SET PROBLEM: Quote every line as written. Omit pictures.

::::::::::

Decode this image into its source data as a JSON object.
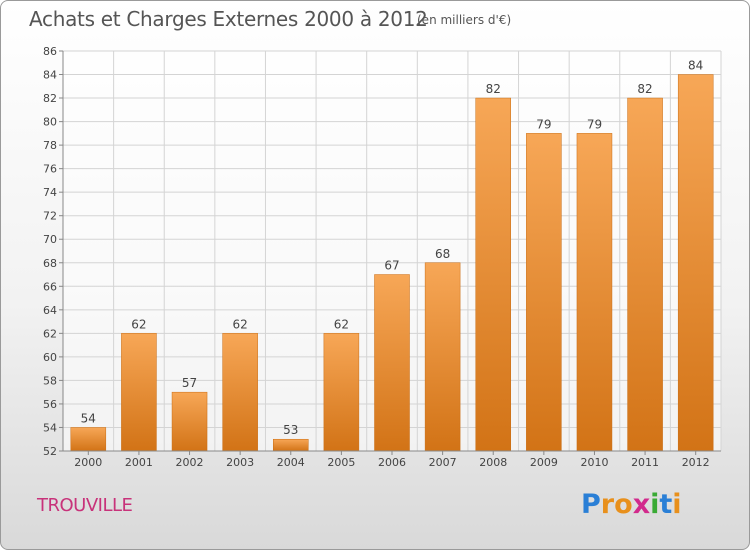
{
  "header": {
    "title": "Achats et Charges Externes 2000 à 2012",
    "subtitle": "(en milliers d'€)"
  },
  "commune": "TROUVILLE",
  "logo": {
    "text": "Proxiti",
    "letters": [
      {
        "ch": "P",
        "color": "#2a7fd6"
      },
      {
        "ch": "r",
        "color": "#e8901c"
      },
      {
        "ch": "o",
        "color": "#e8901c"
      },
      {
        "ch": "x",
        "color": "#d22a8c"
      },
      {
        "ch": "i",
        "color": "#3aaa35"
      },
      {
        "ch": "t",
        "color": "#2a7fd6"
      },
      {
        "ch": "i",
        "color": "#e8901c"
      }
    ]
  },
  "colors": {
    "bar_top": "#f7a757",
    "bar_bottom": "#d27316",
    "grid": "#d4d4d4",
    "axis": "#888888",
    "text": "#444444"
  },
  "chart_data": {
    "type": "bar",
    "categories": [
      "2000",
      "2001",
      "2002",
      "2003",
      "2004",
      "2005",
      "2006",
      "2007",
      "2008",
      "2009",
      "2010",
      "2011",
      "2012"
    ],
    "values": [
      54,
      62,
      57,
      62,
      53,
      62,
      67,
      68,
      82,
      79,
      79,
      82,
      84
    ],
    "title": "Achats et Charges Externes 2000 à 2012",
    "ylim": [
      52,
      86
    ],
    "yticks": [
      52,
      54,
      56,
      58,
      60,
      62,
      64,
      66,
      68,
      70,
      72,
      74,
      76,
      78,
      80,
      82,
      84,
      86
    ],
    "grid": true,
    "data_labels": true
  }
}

::::::::::

RESPONSE:
Decode this image into its source data as a JSON object.
{
  "header": {
    "title": "Achats et Charges Externes 2000 à 2012",
    "subtitle": "(en milliers d'€)"
  },
  "commune": "TROUVILLE",
  "logo": {
    "text": "Proxiti",
    "letters": [
      {
        "ch": "P",
        "color": "#2a7fd6"
      },
      {
        "ch": "r",
        "color": "#e8901c"
      },
      {
        "ch": "o",
        "color": "#e8901c"
      },
      {
        "ch": "x",
        "color": "#d22a8c"
      },
      {
        "ch": "i",
        "color": "#3aaa35"
      },
      {
        "ch": "t",
        "color": "#2a7fd6"
      },
      {
        "ch": "i",
        "color": "#e8901c"
      }
    ]
  },
  "colors": {
    "bar_top": "#f7a757",
    "bar_bottom": "#d27316",
    "grid": "#d4d4d4",
    "axis": "#888888",
    "text": "#444444"
  },
  "chart_data": {
    "type": "bar",
    "categories": [
      "2000",
      "2001",
      "2002",
      "2003",
      "2004",
      "2005",
      "2006",
      "2007",
      "2008",
      "2009",
      "2010",
      "2011",
      "2012"
    ],
    "values": [
      54,
      62,
      57,
      62,
      53,
      62,
      67,
      68,
      82,
      79,
      79,
      82,
      84
    ],
    "title": "Achats et Charges Externes 2000 à 2012",
    "ylim": [
      52,
      86
    ],
    "yticks": [
      52,
      54,
      56,
      58,
      60,
      62,
      64,
      66,
      68,
      70,
      72,
      74,
      76,
      78,
      80,
      82,
      84,
      86
    ],
    "grid": true,
    "data_labels": true
  }
}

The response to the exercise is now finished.